■ EXERCISE REQUIREMENTS
Write out the listing below from the line containing "Extract all readable text from this page." to its last line, unaltered, ends included.

(Extracted data entries)

"""

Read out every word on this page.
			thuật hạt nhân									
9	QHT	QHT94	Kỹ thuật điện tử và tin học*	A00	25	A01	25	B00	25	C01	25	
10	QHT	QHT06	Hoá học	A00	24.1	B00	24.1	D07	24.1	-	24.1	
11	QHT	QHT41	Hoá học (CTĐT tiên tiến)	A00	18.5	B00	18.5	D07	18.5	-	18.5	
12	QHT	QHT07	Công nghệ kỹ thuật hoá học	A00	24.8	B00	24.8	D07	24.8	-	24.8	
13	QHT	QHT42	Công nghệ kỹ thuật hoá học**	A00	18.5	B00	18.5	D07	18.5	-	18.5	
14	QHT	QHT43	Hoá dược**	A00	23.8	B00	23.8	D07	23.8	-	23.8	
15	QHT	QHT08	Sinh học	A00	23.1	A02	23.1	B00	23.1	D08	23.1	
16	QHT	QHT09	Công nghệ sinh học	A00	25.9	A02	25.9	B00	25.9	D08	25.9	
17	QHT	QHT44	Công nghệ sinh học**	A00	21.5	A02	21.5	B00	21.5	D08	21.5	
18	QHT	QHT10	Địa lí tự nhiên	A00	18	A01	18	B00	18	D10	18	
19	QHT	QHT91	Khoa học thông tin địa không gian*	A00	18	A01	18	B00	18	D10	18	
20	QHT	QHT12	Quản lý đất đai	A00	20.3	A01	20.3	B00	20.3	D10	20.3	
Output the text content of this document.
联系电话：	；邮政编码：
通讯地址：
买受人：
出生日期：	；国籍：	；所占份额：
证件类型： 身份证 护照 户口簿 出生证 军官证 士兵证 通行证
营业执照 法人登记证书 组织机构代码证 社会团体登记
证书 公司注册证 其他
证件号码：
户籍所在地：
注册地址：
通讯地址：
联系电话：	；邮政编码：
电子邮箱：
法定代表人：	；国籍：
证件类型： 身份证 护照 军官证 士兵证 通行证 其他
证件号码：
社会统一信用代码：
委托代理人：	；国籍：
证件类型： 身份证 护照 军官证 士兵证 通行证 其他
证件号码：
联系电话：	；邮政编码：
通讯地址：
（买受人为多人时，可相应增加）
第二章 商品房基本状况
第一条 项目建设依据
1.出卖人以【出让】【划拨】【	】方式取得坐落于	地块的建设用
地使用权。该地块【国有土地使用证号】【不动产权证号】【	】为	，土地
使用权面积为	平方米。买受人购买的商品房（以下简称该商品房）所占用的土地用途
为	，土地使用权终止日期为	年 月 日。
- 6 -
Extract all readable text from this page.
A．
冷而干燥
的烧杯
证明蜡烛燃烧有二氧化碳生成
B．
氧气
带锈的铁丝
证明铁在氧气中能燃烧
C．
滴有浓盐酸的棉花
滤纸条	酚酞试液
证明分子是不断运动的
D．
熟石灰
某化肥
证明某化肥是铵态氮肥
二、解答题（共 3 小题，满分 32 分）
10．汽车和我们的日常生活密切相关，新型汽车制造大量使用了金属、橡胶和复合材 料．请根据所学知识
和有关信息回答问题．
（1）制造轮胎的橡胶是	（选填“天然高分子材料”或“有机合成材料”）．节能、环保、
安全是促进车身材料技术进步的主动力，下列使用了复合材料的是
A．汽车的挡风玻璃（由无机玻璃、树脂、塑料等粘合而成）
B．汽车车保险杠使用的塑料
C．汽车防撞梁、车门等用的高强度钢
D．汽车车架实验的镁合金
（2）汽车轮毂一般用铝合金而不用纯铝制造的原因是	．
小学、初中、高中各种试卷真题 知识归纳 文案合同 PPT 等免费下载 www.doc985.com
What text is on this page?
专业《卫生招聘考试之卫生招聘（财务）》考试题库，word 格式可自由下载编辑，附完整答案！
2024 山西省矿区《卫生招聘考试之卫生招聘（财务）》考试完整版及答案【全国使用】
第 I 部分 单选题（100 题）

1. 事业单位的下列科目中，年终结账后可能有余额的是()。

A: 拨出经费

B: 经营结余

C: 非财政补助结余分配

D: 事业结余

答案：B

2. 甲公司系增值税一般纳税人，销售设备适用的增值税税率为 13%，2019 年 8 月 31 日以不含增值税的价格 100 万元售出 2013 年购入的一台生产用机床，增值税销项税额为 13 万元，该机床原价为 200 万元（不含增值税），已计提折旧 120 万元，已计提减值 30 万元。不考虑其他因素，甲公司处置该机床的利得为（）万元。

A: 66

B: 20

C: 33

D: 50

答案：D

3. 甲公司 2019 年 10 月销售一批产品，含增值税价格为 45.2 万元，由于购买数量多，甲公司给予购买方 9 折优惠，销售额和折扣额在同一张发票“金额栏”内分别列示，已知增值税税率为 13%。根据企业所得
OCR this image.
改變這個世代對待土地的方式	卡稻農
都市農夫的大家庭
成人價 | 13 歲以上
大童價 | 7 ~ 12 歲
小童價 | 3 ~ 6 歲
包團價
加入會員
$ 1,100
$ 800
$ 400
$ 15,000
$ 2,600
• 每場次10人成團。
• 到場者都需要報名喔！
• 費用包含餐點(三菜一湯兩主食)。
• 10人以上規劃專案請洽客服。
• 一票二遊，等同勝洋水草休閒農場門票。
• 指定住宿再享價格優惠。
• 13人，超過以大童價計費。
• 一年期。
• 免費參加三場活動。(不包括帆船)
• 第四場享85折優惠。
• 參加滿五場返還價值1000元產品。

"""

■ EXERCISE SOLUTION
Extract all readable text from this page.
A．
冷而干燥
的烧杯
证明蜡烛燃烧有二氧化碳生成
B．
氧气
带锈的铁丝
证明铁在氧气中能燃烧
C．
滴有浓盐酸的棉花
滤纸条	酚酞试液
证明分子是不断运动的
D．
熟石灰
某化肥
证明某化肥是铵态氮肥
二、解答题（共 3 小题，满分 32 分）
10．汽车和我们的日常生活密切相关，新型汽车制造大量使用了金属、橡胶和复合材 料．请根据所学知识
和有关信息回答问题．
（1）制造轮胎的橡胶是	（选填“天然高分子材料”或“有机合成材料”）．节能、环保、
安全是促进车身材料技术进步的主动力，下列使用了复合材料的是
A．汽车的挡风玻璃（由无机玻璃、树脂、塑料等粘合而成）
B．汽车车保险杠使用的塑料
C．汽车防撞梁、车门等用的高强度钢
D．汽车车架实验的镁合金
（2）汽车轮毂一般用铝合金而不用纯铝制造的原因是	．
小学、初中、高中各种试卷真题 知识归纳 文案合同 PPT 等免费下载 www.doc985.com
What text is on this page?
专业《卫生招聘考试之卫生招聘（财务）》考试题库，word 格式可自由下载编辑，附完整答案！
2024 山西省矿区《卫生招聘考试之卫生招聘（财务）》考试完整版及答案【全国使用】
第 I 部分 单选题（100 题）

1. 事业单位的下列科目中，年终结账后可能有余额的是()。

A: 拨出经费

B: 经营结余

C: 非财政补助结余分配

D: 事业结余

答案：B

2. 甲公司系增值税一般纳税人，销售设备适用的增值税税率为 13%，2019 年 8 月 31 日以不含增值税的价格 100 万元售出 2013 年购入的一台生产用机床，增值税销项税额为 13 万元，该机床原价为 200 万元（不含增值税），已计提折旧 120 万元，已计提减值 30 万元。不考虑其他因素，甲公司处置该机床的利得为（）万元。

A: 66

B: 20

C: 33

D: 50

答案：D

3. 甲公司 2019 年 10 月销售一批产品，含增值税价格为 45.2 万元，由于购买数量多，甲公司给予购买方 9 折优惠，销售额和折扣额在同一张发票“金额栏”内分别列示，已知增值税税率为 13%。根据企业所得
OCR this image.
改變這個世代對待土地的方式	卡稻農
都市農夫的大家庭
成人價 | 13 歲以上
大童價 | 7 ~ 12 歲
小童價 | 3 ~ 6 歲
包團價
加入會員
$ 1,100
$ 800
$ 400
$ 15,000
$ 2,600
• 每場次10人成團。
• 到場者都需要報名喔！
• 費用包含餐點(三菜一湯兩主食)。
• 10人以上規劃專案請洽客服。
• 一票二遊，等同勝洋水草休閒農場門票。
• 指定住宿再享價格優惠。
• 13人，超過以大童價計費。
• 一年期。
• 免費參加三場活動。(不包括帆船)
• 第四場享85折優惠。
• 參加滿五場返還價值1000元產品。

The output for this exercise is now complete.